-- BRIEF --
Using the data below, copy each line that includes the word "National".

::::::::

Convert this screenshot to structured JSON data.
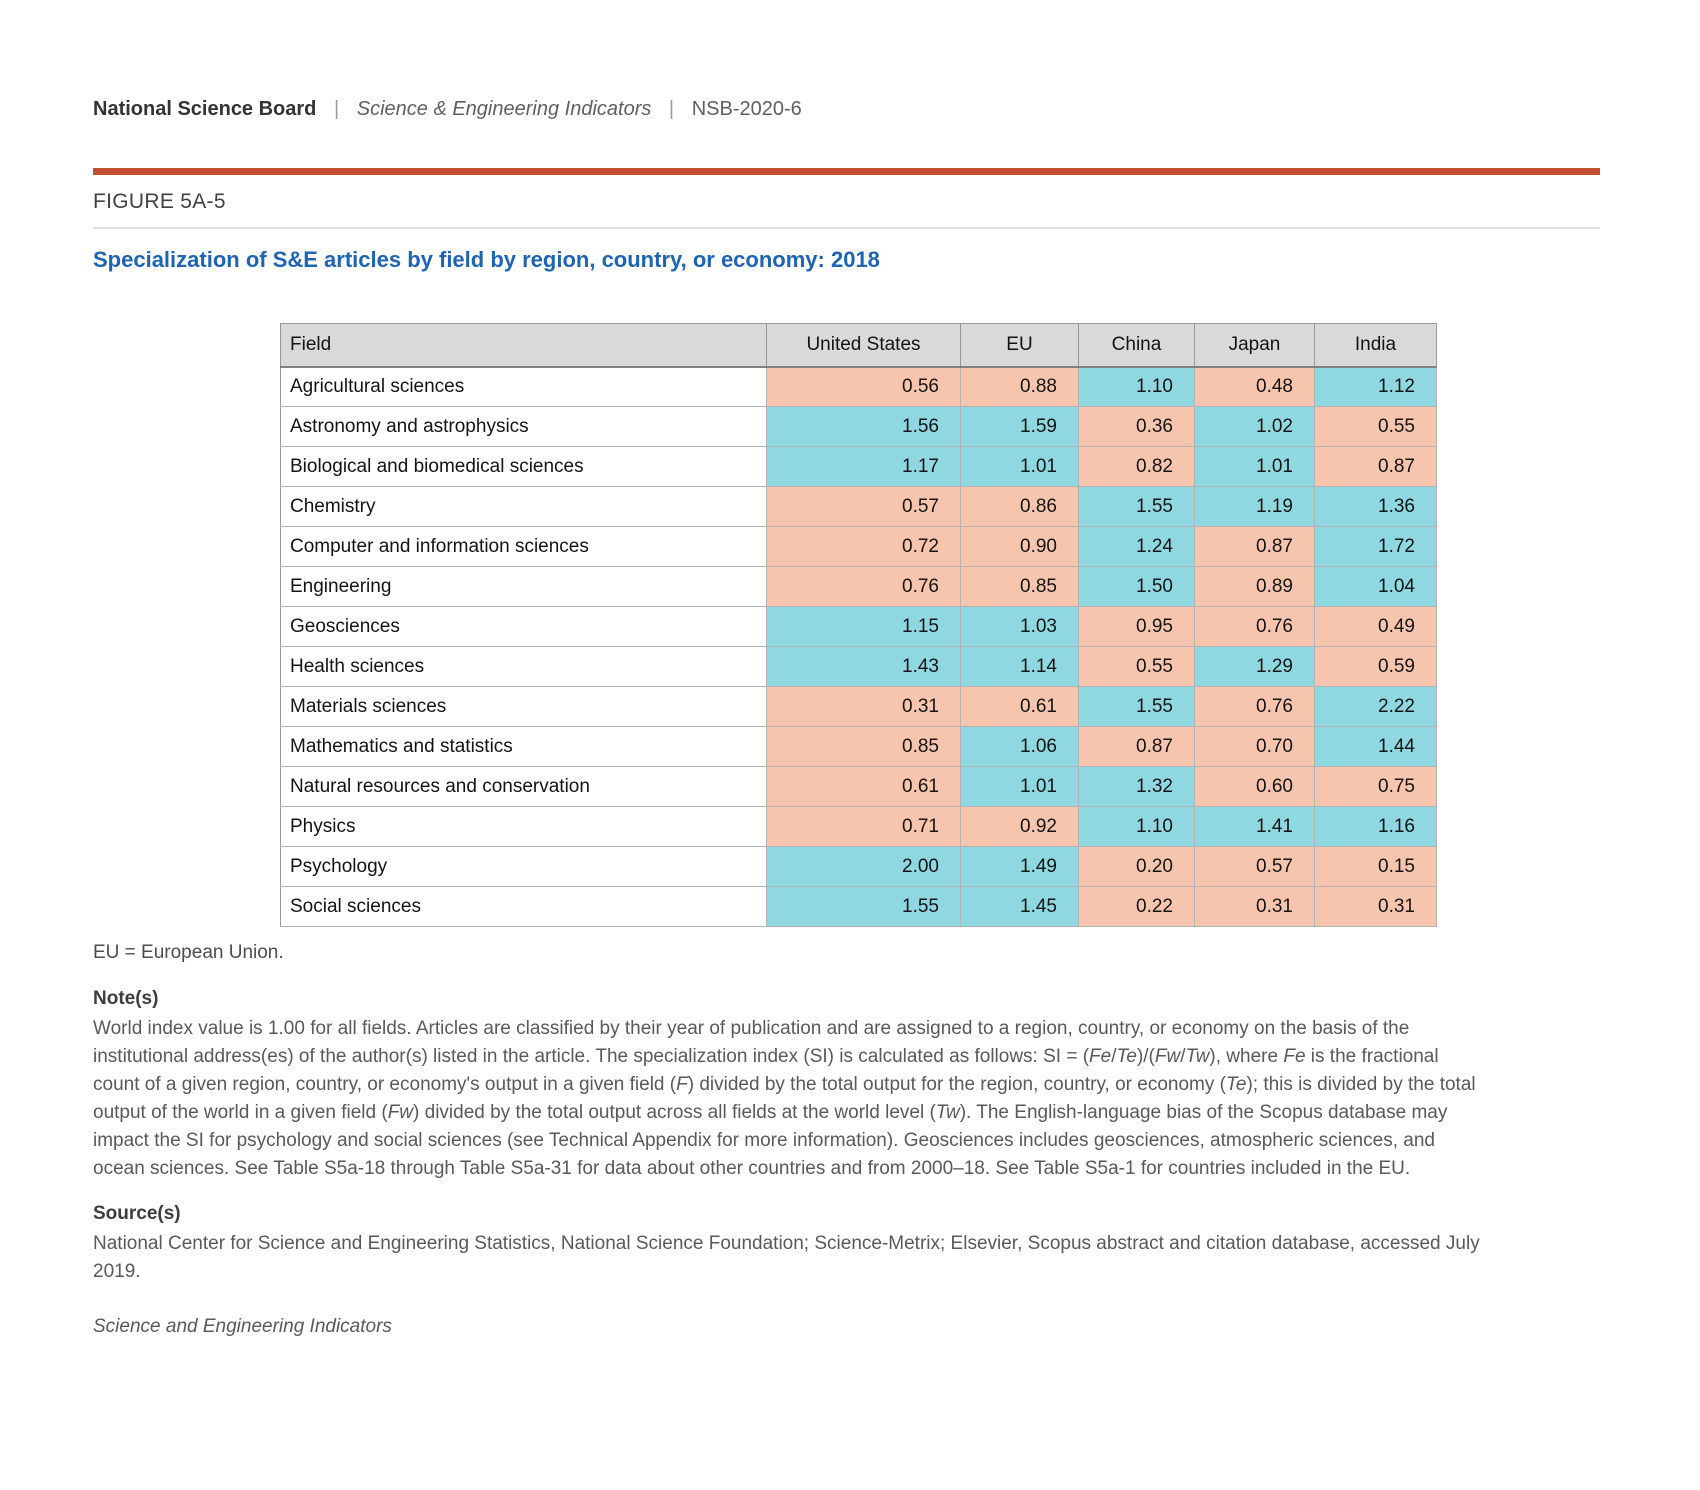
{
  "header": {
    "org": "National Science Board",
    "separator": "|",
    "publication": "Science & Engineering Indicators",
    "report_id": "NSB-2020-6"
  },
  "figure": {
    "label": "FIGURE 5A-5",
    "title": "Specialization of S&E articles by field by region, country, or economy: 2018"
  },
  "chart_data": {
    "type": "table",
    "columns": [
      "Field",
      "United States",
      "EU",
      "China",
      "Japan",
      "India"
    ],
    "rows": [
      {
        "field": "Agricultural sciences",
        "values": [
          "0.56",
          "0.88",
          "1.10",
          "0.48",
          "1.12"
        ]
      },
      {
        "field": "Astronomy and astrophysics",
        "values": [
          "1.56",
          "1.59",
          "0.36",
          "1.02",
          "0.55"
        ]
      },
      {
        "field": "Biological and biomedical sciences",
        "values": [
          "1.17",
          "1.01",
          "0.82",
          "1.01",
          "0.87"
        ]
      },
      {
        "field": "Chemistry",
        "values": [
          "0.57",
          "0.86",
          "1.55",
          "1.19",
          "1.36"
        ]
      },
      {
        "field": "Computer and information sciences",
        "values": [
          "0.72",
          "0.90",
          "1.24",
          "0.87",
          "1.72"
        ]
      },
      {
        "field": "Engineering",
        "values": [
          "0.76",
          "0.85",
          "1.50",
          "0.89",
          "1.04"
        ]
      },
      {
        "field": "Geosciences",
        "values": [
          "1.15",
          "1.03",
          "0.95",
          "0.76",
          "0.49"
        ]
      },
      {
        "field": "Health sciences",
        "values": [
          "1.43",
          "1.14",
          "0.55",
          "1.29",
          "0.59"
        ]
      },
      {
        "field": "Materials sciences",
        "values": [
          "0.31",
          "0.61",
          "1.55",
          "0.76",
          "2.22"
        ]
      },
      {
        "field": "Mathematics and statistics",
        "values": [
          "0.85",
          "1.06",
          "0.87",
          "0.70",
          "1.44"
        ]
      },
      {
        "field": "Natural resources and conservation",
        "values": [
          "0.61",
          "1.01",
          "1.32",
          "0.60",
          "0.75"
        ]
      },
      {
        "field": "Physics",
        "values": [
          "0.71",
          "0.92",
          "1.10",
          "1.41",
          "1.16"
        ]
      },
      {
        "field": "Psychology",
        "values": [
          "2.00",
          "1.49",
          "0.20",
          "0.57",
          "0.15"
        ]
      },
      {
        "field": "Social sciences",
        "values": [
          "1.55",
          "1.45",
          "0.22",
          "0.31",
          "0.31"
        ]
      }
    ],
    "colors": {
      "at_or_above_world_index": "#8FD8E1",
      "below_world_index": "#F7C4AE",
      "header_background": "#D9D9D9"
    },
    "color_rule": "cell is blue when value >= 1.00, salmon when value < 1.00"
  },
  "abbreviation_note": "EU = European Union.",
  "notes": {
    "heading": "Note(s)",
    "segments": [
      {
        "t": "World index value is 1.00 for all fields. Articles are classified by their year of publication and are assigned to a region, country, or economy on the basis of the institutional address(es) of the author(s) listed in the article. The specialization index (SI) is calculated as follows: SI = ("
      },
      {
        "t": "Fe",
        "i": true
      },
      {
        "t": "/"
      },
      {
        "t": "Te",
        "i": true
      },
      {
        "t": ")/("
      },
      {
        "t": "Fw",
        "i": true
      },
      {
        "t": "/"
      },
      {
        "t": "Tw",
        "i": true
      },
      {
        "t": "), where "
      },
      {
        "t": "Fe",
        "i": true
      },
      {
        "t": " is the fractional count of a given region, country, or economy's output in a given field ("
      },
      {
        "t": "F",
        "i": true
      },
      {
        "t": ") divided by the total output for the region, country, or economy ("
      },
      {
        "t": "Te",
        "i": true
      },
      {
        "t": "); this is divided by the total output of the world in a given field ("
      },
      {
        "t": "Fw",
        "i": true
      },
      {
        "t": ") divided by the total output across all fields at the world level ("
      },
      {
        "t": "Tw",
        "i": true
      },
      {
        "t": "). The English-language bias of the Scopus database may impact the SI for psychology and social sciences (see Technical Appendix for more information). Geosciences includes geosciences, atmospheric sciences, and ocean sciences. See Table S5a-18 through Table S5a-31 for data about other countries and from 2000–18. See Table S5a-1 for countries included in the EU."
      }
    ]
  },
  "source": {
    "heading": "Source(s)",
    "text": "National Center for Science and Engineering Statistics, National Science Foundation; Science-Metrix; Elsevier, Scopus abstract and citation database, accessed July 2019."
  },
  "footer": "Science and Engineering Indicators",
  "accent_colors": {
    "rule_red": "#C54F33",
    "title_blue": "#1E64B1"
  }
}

::::::::

-- SOLUTION BELOW --
    "org": "National Science Board",
    "text": "National Center for Science and Engineering Statistics, National Science Foundation; Science-Metrix; Elsevier, Scopus abstract and citation database, accessed July 2019."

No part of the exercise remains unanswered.